** ZADANIE DO WYKONANIA **
Według tekstu o e-wampirach do jakich rodzajów treści miałby służyć numer ISAN?

** PODANY TEKST **
Stop e-wampirom

Powszechnie wiadomo, czym trudnią się wampiry. To takie małe wstrętne pasożyty żerujące na kimś innym. Czy Internet ułatwił życie wampirom intelektualnym i finansowym? Jasne, że tak. Czy da się przed nimi obronić? Da się, ale trzeba do tego odwagi i determinacji.

A także zdrowego rozsądku, co dokładnie widać na przykładzie numeru identyfikacyjnego ISAN. Jest to cyfrowy odpowiednik ISBN, numeru umożliwiającego identyfikację wydawcy (twórcy) i jego dzieła w formie papierowej (książka, gazeta, czasopismo). Numer ISAN miałby pełnić tę samą rolę, tyle że dla muzyki cyfrowej, filmów cyfrowych, dokumentów, ebooków i zdjęć. Chciałbym zobaczyć, w jaki sposób zostaną nadawane numery ISAN autorom prywatnych zdjęć udostępnianych np. na MySpace. Już widzę te miliony zdjęć opatrzonych odpowiednim numerem. Czy ty też czujesz zapchanie instytucji wnioskami? Biurokracja nie umiera nigdy. Ciekawe też, w jaki sposób będzie widoczny dla użytkownika taki numer np. w empetrójce. Musi on być widoczny gołym okiem, nie może być widoczny dopiero po użyciu specjalnego programu (np. po odpaleniu kawałka w WinAmpie).

** PODANE POZYCJE **
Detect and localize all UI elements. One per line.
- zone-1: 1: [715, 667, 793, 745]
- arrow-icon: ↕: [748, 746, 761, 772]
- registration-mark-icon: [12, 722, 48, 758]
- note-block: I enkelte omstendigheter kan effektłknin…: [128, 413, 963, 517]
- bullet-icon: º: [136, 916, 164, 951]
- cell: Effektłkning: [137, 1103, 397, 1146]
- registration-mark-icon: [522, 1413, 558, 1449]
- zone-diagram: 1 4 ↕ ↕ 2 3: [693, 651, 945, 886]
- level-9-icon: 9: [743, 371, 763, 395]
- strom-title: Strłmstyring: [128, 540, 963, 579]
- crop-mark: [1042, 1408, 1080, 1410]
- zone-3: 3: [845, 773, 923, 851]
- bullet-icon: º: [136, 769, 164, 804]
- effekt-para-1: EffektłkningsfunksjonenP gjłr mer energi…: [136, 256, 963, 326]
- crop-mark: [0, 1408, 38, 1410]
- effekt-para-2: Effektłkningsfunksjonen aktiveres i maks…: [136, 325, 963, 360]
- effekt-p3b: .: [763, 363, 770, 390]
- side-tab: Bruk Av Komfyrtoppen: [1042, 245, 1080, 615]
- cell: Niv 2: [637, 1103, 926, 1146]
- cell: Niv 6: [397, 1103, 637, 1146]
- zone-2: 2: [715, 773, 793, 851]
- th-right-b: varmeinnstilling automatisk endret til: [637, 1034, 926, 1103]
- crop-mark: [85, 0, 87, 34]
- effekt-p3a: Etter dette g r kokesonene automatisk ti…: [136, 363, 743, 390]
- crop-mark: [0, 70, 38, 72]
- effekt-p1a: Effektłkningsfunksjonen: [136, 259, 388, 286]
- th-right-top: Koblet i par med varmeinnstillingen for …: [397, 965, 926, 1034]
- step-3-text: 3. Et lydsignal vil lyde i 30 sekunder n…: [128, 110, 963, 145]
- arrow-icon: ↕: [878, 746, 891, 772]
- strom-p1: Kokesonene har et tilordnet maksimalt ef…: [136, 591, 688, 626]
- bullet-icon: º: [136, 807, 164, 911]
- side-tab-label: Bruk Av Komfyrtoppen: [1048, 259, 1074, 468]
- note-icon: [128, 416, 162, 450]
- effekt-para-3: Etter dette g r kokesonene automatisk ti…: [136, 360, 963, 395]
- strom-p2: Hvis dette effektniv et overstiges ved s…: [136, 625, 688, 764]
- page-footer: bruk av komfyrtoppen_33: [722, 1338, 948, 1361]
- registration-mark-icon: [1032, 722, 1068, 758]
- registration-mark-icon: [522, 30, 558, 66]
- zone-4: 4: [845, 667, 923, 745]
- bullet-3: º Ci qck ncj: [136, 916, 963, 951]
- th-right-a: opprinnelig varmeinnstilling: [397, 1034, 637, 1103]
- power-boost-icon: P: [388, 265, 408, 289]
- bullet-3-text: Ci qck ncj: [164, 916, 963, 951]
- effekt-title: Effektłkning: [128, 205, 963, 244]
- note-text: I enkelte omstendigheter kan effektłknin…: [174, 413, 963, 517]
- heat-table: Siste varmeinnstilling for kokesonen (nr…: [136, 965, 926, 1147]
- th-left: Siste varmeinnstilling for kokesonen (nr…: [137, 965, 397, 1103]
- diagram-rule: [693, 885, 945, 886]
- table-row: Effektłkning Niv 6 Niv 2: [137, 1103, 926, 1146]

** WYKONANE ĆWICZENIE **
Do muzyki cyfrowej, filmów cyfrowych, dokumentów, ebooków i zdjęć.